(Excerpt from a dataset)
┏━━

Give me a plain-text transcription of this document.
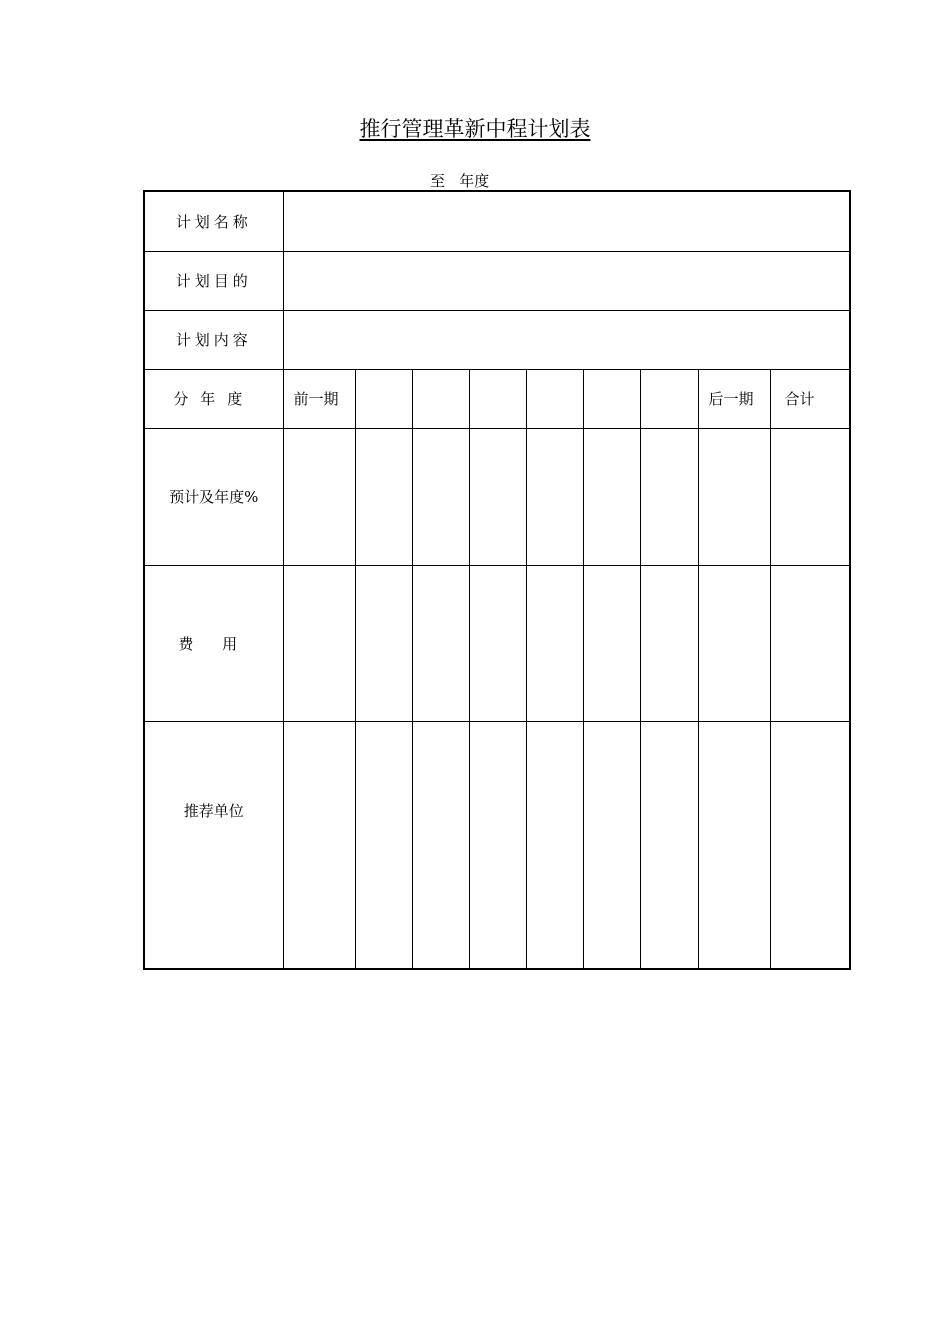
推行管理革新中程计划表
至   年度
计划名称									
计划目的									
计划内容									
分年度	前一期							后一期	合计
预计及年度%									
费 用									
推荐单位									
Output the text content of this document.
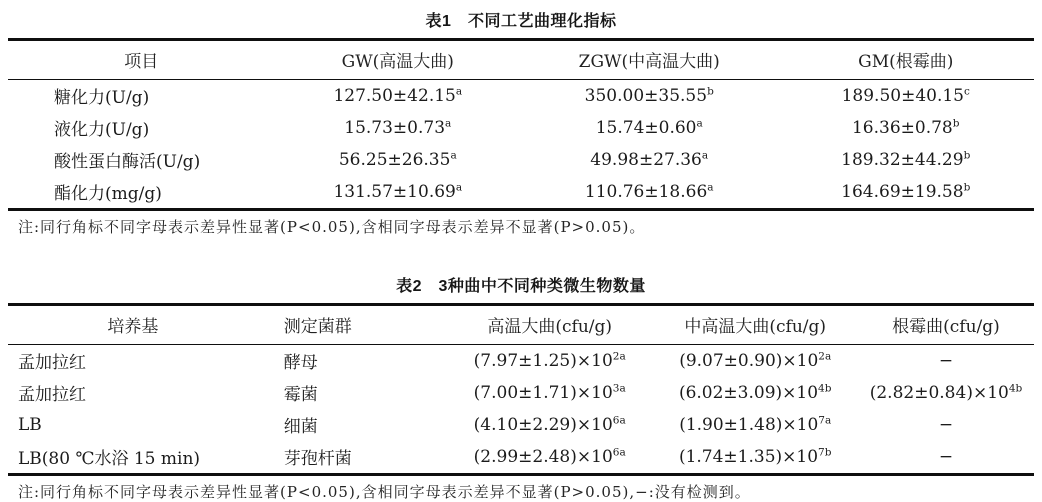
表1　不同工艺曲理化指标
项目	GW(高温大曲)	ZGW(中高温大曲)	GM(根霉曲)
糖化力(U/g)	127.50±42.15$^a$	350.00±35.55$^b$	189.50±40.15$^c$
液化力(U/g)	15.73±0.73$^a$	15.74±0.60$^a$	16.36±0.78$^b$
酸性蛋白酶活(U/g)	56.25±26.35$^a$	49.98±27.36$^a$	189.32±44.29$^b$
酯化力(mg/g)	131.57±10.69$^a$	110.76±18.66$^a$	164.69±19.58$^b$
注:同行角标不同字母表示差异性显著(P<0.05),含相同字母表示差异不显著(P>0.05)。
表2　3种曲中不同种类微生物数量
培养基	测定菌群	高温大曲(cfu/g)	中高温大曲(cfu/g)	根霉曲(cfu/g)
孟加拉红	酵母	$(7.97\pm 1.25)\times 10^{2a}$	$(9.07\pm 0.90)\times 10^{2a}$	−
孟加拉红	霉菌	$(7.00\pm 1.71)\times 10^{3a}$	$(6.02\pm 3.09)\times 10^{4b}$	$(2.82\pm 0.84)\times 10^{4b}$
LB	细菌	$(4.10\pm 2.29)\times 10^{6a}$	$(1.90\pm 1.48)\times 10^{7a}$	−
LB(80 ℃水浴 15 min)	芽孢杆菌	$(2.99\pm 2.48)\times 10^{6a}$	$(1.74\pm 1.35)\times 10^{7b}$	−
注:同行角标不同字母表示差异性显著(P<0.05),含相同字母表示差异不显著(P>0.05),−:没有检测到。
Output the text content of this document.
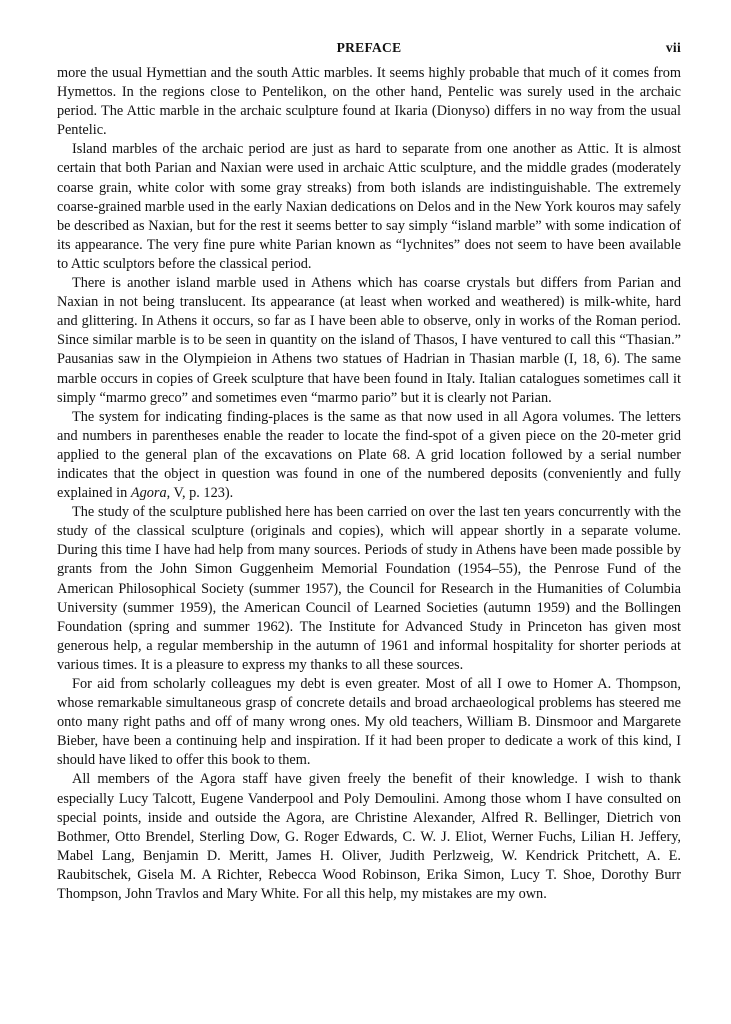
PREFACE	vii

more the usual Hymettian and the south Attic marbles. It seems highly probable that much of it comes from Hymettos. In the regions close to Pentelikon, on the other hand, Pentelic was surely used in the archaic period. The Attic marble in the archaic sculpture found at Ikaria (Dionyso) differs in no way from the usual Pentelic.

Island marbles of the archaic period are just as hard to separate from one another as Attic. It is almost certain that both Parian and Naxian were used in archaic Attic sculpture, and the middle grades (moderately coarse grain, white color with some gray streaks) from both islands are indistinguishable. The extremely coarse-grained marble used in the early Naxian dedications on Delos and in the New York kouros may safely be described as Naxian, but for the rest it seems better to say simply “island marble” with some indication of its appearance. The very fine pure white Parian known as “lychnites” does not seem to have been available to Attic sculptors before the classical period.

There is another island marble used in Athens which has coarse crystals but differs from Parian and Naxian in not being translucent. Its appearance (at least when worked and weathered) is milk-white, hard and glittering. In Athens it occurs, so far as I have been able to observe, only in works of the Roman period. Since similar marble is to be seen in quantity on the island of Thasos, I have ventured to call this “Thasian.” Pausanias saw in the Olympieion in Athens two statues of Hadrian in Thasian marble (I, 18, 6). The same marble occurs in copies of Greek sculpture that have been found in Italy. Italian catalogues sometimes call it simply “marmo greco” and sometimes even “marmo pario” but it is clearly not Parian.

The system for indicating finding-places is the same as that now used in all Agora volumes. The letters and numbers in parentheses enable the reader to locate the find-spot of a given piece on the 20-meter grid applied to the general plan of the excavations on Plate 68. A grid location followed by a serial number indicates that the object in question was found in one of the numbered deposits (conveniently and fully explained in Agora, V, p. 123).

The study of the sculpture published here has been carried on over the last ten years concurrently with the study of the classical sculpture (originals and copies), which will appear shortly in a separate volume. During this time I have had help from many sources. Periods of study in Athens have been made possible by grants from the John Simon Guggenheim Memorial Foundation (1954–55), the Penrose Fund of the American Philosophical Society (summer 1957), the Council for Research in the Humanities of Columbia University (summer 1959), the American Council of Learned Societies (autumn 1959) and the Bollingen Foundation (spring and summer 1962). The Institute for Advanced Study in Princeton has given most generous help, a regular membership in the autumn of 1961 and informal hospitality for shorter periods at various times. It is a pleasure to express my thanks to all these sources.

For aid from scholarly colleagues my debt is even greater. Most of all I owe to Homer A. Thompson, whose remarkable simultaneous grasp of concrete details and broad archaeological problems has steered me onto many right paths and off of many wrong ones. My old teachers, William B. Dinsmoor and Margarete Bieber, have been a continuing help and inspiration. If it had been proper to dedicate a work of this kind, I should have liked to offer this book to them.

All members of the Agora staff have given freely the benefit of their knowledge. I wish to thank especially Lucy Talcott, Eugene Vanderpool and Poly Demoulini. Among those whom I have consulted on special points, inside and outside the Agora, are Christine Alexander, Alfred R. Bellinger, Dietrich von Bothmer, Otto Brendel, Sterling Dow, G. Roger Edwards, C. W. J. Eliot, Werner Fuchs, Lilian H. Jeffery, Mabel Lang, Benjamin D. Meritt, James H. Oliver, Judith Perlzweig, W. Kendrick Pritchett, A. E. Raubitschek, Gisela M. A Richter, Rebecca Wood Robinson, Erika Simon, Lucy T. Shoe, Dorothy Burr Thompson, John Travlos and Mary White. For all this help, my mistakes are my own.
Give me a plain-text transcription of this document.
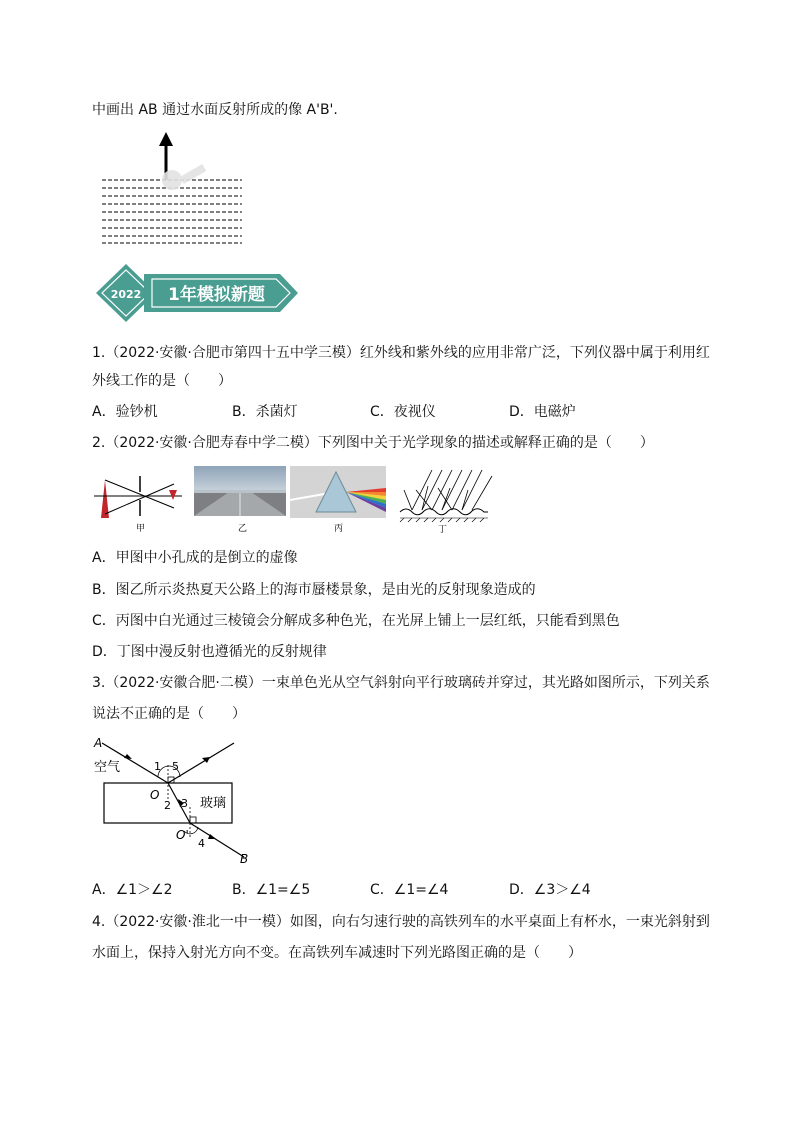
中画出 AB 通过水面反射所成的像 A'B'.
2022 1年模拟新题
1.（2022·安徽·合肥市第四十五中学三模）红外线和紫外线的应用非常广泛，下列仪器中属于利用红
外线工作的是（　　）
A．验钞机	B．杀菌灯	C．夜视仪	D．电磁炉
2.（2022·安徽·合肥寿春中学二模）下列图中关于光学现象的描述或解释正确的是（　　）
甲	乙	丙	丁
A．甲图中小孔成的是倒立的虚像
B．图乙所示炎热夏天公路上的海市蜃楼景象，是由光的反射现象造成的
C．丙图中白光通过三棱镜会分解成多种色光，在光屏上铺上一层红纸，只能看到黑色
D．丁图中漫反射也遵循光的反射规律
3.（2022·安徽合肥·二模）一束单色光从空气斜射向平行玻璃砖并穿过，其光路如图所示，下列关系
说法不正确的是（　　）
A
空气	1 5
O
2 3 玻璃
O'
4
B
A．∠1＞∠2	B．∠1=∠5	C．∠1=∠4	D．∠3＞∠4
4.（2022·安徽·淮北一中一模）如图，向右匀速行驶的高铁列车的水平桌面上有杯水，一束光斜射到
水面上，保持入射光方向不变。在高铁列车减速时下列光路图正确的是（　　）
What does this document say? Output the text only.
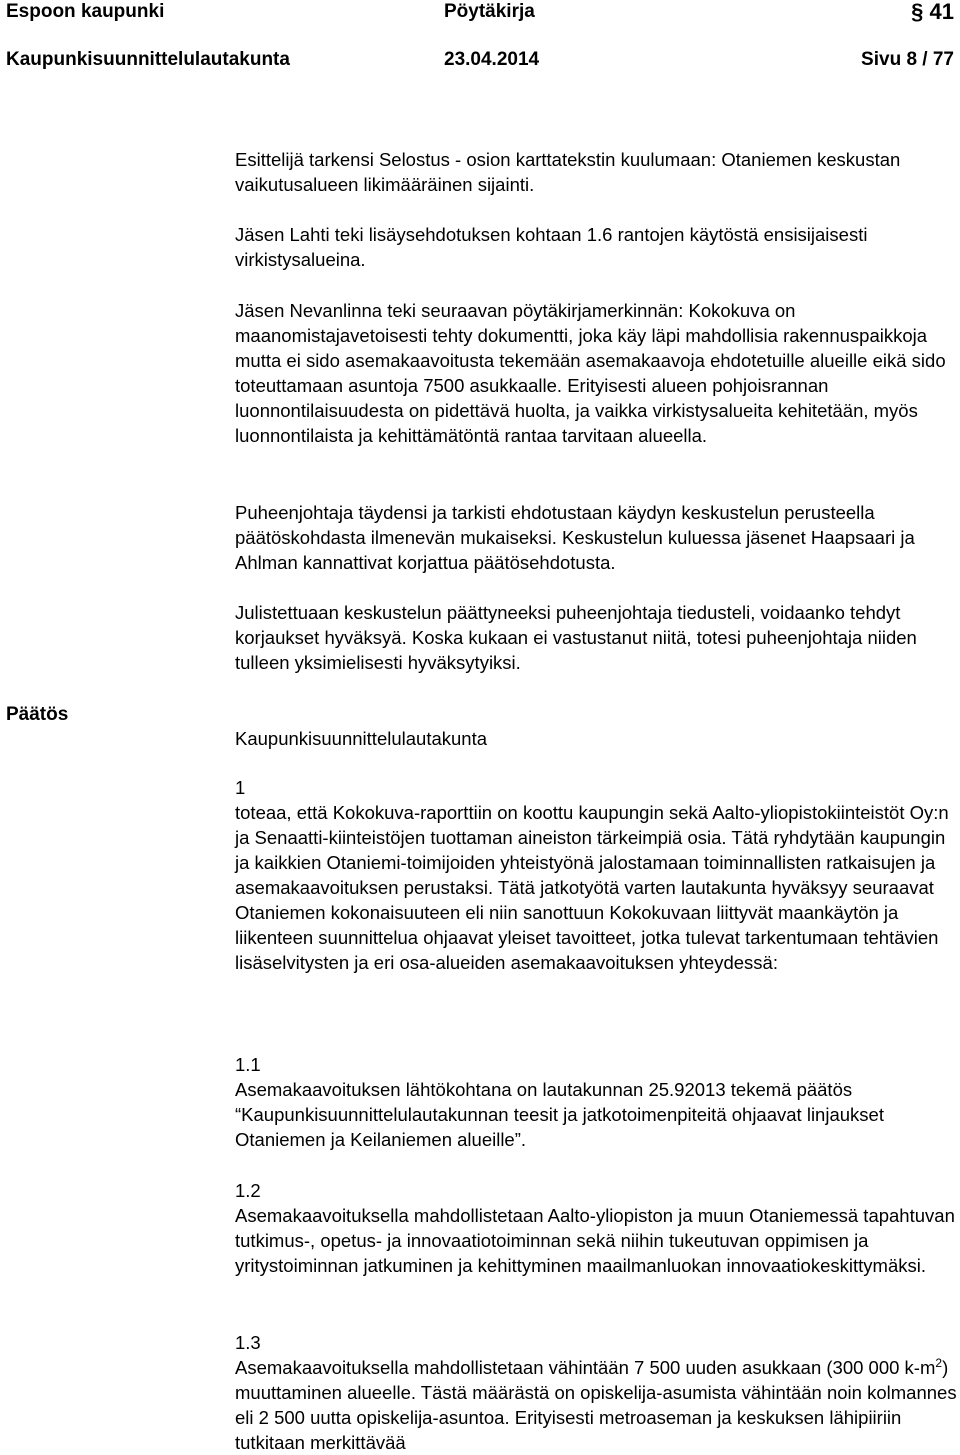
Espoon kaupunki	Pöytäkirja	§ 41
Kaupunkisuunnittelulautakunta	23.04.2014	Sivu 8 / 77

Esittelijä tarkensi Selostus - osion karttatekstin kuulumaan: Otaniemen keskustan vaikutusalueen likimääräinen sijainti.

Jäsen Lahti teki lisäysehdotuksen kohtaan 1.6 rantojen käytöstä ensisijaisesti virkistysalueina.

Jäsen Nevanlinna teki seuraavan pöytäkirjamerkinnän: Kokokuva on maanomistajavetoisesti tehty dokumentti, joka käy läpi mahdollisia rakennuspaikkoja mutta ei sido asemakaavoitusta tekemään asemakaavoja ehdotetuille alueille eikä sido toteuttamaan asuntoja 7500 asukkaalle. Erityisesti alueen pohjoisrannan luonnontilaisuudesta on pidettävä huolta, ja vaikka virkistysalueita kehitetään, myös luonnontilaista ja kehittämätöntä rantaa tarvitaan alueella.

Puheenjohtaja täydensi ja tarkisti ehdotustaan käydyn keskustelun perusteella päätöskohdasta ilmenevän mukaiseksi. Keskustelun kuluessa jäsenet Haapsaari ja Ahlman kannattivat korjattua päätösehdotusta.

Julistettuaan keskustelun päättyneeksi puheenjohtaja tiedusteli, voidaanko tehdyt korjaukset hyväksyä. Koska kukaan ei vastustanut niitä, totesi puheenjohtaja niiden tulleen yksimielisesti hyväksytyiksi.

Päätös

Kaupunkisuunnittelulautakunta

1

toteaa, että Kokokuva-raporttiin on koottu kaupungin sekä Aalto-yliopistokiinteistöt Oy:n ja Senaatti-kiinteistöjen tuottaman aineiston tärkeimpiä osia. Tätä ryhdytään kaupungin ja kaikkien Otaniemi-toimijoiden yhteistyönä jalostamaan toiminnallisten ratkaisujen ja asemakaavoituksen perustaksi. Tätä jatkotyötä varten lautakunta hyväksyy seuraavat Otaniemen kokonaisuuteen eli niin sanottuun Kokokuvaan liittyvät maankäytön ja liikenteen suunnittelua ohjaavat yleiset tavoitteet, jotka tulevat tarkentumaan tehtävien lisäselvitysten ja eri osa-alueiden asemakaavoituksen yhteydessä:

1.1

Asemakaavoituksen lähtökohtana on lautakunnan 25.92013 tekemä päätös “Kaupunkisuunnittelulautakunnan teesit ja jatkotoimenpiteitä ohjaavat linjaukset Otaniemen ja Keilaniemen alueille”.

1.2

Asemakaavoituksella mahdollistetaan Aalto-yliopiston ja muun Otaniemessä tapahtuvan tutkimus-, opetus- ja innovaatiotoiminnan sekä niihin tukeutuvan oppimisen ja yritystoiminnan jatkuminen ja kehittyminen maailmanluokan innovaatiokeskittymäksi.

1.3

Asemakaavoituksella mahdollistetaan vähintään 7 500 uuden asukkaan (300 000 $k-m^2$) muuttaminen alueelle. Tästä määrästä on opiskelija-asumista vähintään noin kolmannes eli 2 500 uutta opiskelija-asuntoa. Erityisesti metroaseman ja keskuksen lähipiiriin tutkitaan merkittävää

┗━━

* Task to carry out
Above are the records; copy every line in them that holds the word "同行角标不同字母表示差异性显著".

* Solution
注:同行角标不同字母表示差异性显著(P<0.05),含相同字母表示差异不显著(P>0.05)。
注:同行角标不同字母表示差异性显著(P<0.05),含相同字母表示差异不显著(P>0.05),−:没有检测到。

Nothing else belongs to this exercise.